What is expected
Extract all lines in the data that contain the word "xlabel".

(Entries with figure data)
##########
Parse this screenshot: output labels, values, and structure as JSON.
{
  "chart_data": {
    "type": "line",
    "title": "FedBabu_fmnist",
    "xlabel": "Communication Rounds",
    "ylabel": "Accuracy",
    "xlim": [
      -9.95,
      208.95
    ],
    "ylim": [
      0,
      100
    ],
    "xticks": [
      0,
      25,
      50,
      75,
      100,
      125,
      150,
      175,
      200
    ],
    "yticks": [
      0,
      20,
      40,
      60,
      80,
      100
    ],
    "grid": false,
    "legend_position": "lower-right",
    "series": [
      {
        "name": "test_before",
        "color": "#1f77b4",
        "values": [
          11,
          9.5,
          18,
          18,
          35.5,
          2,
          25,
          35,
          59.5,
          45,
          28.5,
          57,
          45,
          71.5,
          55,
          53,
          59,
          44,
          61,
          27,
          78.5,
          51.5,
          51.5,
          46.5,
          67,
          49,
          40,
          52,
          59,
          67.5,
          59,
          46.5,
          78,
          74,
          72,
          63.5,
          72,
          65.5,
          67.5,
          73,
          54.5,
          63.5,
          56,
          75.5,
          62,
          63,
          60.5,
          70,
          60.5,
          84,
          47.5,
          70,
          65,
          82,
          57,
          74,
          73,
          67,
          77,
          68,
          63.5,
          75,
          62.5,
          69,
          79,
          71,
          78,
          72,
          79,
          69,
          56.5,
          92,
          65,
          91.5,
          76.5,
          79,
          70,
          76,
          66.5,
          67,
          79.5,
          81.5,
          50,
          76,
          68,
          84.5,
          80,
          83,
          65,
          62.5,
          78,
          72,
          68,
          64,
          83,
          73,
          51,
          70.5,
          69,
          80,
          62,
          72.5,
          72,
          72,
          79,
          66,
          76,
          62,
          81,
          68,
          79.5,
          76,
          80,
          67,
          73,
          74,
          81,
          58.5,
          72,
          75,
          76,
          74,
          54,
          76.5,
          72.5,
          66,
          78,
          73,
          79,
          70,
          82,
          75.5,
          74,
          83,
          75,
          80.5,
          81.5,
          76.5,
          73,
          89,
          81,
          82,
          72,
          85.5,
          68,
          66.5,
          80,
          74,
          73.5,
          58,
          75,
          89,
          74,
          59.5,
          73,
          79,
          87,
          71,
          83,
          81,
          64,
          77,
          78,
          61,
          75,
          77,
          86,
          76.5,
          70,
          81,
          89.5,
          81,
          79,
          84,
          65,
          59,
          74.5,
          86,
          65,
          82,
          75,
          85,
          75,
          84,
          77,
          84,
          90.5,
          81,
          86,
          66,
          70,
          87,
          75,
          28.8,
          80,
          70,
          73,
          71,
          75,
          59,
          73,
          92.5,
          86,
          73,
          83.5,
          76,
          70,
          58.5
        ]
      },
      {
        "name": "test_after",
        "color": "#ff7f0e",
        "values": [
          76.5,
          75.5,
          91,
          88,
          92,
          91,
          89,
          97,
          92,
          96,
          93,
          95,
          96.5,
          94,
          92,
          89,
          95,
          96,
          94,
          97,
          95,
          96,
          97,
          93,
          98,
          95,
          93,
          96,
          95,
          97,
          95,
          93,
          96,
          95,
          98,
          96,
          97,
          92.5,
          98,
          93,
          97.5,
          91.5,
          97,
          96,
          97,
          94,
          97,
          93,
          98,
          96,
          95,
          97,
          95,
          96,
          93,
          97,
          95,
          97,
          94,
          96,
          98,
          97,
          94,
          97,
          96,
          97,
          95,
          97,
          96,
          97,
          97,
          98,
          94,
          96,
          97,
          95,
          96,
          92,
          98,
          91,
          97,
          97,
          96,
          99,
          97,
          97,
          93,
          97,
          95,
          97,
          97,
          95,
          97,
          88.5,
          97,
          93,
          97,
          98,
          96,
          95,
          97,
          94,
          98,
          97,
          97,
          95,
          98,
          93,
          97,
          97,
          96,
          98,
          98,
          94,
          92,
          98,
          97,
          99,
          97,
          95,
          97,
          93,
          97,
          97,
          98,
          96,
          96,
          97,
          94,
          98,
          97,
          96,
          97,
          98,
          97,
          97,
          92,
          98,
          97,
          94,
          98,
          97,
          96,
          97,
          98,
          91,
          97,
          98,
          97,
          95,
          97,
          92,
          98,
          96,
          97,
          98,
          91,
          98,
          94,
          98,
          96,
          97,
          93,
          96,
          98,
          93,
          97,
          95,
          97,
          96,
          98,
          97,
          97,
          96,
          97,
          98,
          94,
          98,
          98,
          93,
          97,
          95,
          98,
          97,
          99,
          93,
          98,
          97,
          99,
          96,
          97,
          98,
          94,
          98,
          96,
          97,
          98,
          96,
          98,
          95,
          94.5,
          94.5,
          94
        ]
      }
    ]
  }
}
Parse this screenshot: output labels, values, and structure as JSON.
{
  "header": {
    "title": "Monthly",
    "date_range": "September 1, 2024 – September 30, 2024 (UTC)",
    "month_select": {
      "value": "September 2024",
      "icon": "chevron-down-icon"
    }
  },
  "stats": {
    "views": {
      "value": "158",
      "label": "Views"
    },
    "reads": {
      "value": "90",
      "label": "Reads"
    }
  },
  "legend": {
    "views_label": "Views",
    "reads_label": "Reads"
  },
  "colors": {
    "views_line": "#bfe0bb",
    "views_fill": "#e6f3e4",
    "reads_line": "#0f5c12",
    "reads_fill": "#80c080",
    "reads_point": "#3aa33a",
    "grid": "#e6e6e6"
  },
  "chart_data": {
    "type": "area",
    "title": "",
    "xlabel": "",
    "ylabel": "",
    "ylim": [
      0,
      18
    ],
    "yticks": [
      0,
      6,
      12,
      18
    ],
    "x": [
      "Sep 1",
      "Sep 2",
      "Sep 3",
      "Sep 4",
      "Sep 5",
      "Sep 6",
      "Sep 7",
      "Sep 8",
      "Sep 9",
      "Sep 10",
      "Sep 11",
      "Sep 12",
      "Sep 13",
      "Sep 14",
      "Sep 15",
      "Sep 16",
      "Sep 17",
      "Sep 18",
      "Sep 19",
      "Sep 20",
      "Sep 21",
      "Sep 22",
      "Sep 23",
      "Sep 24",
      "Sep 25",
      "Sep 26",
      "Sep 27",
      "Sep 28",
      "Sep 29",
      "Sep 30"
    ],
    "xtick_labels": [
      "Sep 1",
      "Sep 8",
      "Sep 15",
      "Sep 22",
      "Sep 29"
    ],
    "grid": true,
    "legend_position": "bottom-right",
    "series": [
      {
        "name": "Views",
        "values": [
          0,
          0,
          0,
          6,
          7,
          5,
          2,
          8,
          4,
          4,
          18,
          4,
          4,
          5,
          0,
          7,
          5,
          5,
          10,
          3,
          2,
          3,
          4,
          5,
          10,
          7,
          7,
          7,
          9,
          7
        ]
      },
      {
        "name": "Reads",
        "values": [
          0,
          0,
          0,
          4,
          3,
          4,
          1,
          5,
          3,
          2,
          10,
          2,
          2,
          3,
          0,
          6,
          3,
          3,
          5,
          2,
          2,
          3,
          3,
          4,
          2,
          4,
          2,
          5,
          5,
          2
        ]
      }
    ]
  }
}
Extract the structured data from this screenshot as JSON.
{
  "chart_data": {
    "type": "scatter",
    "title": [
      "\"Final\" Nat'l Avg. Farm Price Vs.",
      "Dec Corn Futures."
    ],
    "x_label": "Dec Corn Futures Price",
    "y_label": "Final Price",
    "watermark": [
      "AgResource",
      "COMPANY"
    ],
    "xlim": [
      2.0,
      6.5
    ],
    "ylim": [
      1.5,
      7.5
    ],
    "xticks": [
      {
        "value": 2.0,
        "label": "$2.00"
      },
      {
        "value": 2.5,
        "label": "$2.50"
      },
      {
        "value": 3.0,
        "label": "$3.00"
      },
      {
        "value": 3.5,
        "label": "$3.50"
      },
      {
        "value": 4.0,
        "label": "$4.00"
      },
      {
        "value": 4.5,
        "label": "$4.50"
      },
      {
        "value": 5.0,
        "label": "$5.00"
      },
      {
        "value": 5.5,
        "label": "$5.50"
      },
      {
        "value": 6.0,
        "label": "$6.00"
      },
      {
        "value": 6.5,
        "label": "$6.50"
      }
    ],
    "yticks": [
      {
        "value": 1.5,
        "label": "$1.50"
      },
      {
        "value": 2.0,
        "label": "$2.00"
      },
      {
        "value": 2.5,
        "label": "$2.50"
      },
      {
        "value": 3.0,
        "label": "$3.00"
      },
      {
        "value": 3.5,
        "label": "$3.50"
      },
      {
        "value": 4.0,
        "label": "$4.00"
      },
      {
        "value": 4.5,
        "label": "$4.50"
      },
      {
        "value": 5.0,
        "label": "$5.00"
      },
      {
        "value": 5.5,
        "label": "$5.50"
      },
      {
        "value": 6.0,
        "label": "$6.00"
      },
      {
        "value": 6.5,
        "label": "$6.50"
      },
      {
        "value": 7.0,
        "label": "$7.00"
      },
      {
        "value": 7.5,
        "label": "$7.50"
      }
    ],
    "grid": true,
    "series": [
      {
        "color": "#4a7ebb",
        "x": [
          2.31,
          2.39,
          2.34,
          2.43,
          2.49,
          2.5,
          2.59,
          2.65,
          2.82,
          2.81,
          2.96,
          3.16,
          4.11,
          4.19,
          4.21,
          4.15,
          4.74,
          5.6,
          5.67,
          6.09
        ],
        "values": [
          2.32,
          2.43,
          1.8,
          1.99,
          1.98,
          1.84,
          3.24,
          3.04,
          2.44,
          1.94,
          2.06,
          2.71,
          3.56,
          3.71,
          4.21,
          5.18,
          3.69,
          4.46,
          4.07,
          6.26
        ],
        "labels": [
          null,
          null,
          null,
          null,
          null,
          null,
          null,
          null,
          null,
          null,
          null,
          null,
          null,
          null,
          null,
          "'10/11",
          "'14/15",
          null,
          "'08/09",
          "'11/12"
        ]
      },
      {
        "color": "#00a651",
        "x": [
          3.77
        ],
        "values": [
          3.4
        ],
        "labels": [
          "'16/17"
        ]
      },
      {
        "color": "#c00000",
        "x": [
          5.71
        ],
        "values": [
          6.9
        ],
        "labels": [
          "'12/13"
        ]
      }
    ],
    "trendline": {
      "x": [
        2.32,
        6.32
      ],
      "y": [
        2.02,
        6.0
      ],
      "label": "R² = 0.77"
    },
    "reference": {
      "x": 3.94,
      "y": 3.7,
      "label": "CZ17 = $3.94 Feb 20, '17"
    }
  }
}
##########
Exercise output
    "xlabel": "Communication Rounds",
    "xlabel": "",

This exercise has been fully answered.